Extracted data entries:
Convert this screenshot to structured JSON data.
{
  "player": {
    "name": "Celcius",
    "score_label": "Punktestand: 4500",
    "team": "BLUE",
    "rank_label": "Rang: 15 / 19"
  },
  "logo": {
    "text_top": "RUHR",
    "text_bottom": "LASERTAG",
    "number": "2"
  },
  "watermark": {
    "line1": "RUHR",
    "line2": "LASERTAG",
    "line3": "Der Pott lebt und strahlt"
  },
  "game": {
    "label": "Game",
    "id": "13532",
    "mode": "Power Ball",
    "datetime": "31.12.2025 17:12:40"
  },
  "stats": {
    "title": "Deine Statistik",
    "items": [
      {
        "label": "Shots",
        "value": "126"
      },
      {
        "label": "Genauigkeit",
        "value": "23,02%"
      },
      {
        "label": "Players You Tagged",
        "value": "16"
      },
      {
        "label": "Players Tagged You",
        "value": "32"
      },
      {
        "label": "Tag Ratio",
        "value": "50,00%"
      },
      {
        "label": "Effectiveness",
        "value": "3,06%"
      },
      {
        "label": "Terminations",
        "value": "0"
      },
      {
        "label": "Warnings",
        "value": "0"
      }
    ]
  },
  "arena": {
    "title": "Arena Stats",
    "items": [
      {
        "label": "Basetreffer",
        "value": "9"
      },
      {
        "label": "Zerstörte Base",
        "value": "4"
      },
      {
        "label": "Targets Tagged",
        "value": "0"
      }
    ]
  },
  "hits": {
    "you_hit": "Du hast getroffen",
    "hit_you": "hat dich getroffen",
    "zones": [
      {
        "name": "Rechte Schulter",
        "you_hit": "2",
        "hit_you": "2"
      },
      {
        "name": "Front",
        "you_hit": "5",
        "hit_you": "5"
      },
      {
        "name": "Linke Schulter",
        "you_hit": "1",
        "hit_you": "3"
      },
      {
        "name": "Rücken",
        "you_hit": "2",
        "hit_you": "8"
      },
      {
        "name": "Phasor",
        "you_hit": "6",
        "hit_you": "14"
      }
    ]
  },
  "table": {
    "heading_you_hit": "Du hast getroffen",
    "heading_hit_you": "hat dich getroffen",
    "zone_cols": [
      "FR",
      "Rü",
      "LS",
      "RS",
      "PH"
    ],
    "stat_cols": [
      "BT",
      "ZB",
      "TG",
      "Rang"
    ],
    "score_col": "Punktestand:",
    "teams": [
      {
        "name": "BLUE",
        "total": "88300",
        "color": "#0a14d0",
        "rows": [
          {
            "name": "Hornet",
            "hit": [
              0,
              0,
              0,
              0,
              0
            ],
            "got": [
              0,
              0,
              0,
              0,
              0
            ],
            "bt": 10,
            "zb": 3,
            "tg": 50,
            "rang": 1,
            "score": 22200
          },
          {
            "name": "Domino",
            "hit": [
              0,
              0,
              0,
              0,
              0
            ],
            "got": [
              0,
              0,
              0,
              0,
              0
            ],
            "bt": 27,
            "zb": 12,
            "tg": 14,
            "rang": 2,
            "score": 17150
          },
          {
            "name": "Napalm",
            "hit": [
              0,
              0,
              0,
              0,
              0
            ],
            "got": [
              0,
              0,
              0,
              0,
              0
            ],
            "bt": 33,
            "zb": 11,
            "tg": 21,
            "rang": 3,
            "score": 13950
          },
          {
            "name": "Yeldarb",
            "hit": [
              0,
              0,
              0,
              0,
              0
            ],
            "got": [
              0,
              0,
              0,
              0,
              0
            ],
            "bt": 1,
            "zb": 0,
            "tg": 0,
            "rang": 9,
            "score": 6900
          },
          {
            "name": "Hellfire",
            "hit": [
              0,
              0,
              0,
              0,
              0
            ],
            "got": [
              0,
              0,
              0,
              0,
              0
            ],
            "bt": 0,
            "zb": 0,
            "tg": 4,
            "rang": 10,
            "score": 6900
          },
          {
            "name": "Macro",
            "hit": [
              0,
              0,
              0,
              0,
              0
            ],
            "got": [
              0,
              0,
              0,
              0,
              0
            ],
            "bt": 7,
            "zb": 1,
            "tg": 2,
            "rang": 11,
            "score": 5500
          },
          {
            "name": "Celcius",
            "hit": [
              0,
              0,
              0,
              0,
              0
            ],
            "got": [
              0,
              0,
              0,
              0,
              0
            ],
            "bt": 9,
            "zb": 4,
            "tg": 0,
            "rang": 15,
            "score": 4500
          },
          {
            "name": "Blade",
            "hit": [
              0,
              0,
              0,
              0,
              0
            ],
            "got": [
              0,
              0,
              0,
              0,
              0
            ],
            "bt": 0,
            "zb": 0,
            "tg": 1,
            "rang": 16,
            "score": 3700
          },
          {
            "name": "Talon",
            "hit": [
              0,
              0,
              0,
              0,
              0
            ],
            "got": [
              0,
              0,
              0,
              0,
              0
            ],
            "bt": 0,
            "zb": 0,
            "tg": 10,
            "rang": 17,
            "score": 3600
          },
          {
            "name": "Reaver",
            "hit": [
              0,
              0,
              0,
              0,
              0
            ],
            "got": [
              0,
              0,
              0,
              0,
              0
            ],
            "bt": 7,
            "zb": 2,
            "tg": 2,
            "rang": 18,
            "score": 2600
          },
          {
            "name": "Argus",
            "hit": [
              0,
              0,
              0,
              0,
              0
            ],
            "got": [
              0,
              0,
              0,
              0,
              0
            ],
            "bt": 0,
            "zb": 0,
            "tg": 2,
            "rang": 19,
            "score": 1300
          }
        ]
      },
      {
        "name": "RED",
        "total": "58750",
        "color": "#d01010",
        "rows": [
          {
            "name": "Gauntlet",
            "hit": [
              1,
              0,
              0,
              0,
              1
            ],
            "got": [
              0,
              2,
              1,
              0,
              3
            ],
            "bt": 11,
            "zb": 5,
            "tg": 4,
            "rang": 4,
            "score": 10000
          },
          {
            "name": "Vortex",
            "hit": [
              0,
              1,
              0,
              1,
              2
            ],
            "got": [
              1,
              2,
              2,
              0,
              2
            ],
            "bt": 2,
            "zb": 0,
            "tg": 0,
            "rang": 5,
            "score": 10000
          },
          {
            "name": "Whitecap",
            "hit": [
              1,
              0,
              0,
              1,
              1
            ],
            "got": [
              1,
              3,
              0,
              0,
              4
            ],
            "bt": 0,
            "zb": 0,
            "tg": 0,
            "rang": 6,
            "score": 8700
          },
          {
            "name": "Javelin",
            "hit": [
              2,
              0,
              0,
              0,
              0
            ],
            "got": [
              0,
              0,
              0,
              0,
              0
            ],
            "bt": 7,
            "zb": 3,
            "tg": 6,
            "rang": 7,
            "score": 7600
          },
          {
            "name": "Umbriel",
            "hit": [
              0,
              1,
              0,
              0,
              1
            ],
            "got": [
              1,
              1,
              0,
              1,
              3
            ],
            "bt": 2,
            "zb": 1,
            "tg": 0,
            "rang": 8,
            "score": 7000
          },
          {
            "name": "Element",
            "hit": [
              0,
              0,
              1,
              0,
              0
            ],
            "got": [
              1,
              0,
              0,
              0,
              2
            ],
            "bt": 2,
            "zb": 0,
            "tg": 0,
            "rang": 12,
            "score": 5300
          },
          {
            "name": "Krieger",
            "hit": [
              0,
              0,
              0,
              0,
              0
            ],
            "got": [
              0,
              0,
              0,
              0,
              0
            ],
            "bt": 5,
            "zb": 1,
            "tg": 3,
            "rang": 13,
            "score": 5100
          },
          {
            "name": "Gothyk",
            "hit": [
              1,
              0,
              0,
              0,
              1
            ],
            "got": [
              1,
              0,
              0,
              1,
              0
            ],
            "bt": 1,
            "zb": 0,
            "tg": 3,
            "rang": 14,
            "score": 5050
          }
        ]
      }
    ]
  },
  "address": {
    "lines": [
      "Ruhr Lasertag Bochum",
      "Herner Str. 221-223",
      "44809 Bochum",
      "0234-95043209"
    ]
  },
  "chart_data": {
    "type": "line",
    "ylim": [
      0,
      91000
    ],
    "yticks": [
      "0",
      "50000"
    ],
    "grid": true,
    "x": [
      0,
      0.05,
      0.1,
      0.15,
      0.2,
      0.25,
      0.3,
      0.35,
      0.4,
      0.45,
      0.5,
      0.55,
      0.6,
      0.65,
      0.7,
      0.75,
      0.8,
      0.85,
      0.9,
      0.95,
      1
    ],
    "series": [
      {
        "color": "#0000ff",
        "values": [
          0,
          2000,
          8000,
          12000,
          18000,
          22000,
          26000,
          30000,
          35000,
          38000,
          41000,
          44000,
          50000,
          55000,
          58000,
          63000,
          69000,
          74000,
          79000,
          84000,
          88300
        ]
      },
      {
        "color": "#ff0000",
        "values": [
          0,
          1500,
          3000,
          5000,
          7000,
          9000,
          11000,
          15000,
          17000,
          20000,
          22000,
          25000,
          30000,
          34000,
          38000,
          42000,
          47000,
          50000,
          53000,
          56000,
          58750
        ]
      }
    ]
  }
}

*What is needed*
Select and copy each line from the data that includes the word "title".

*Written response*
    "title": "Deine Statistik",
    "title": "Arena Stats",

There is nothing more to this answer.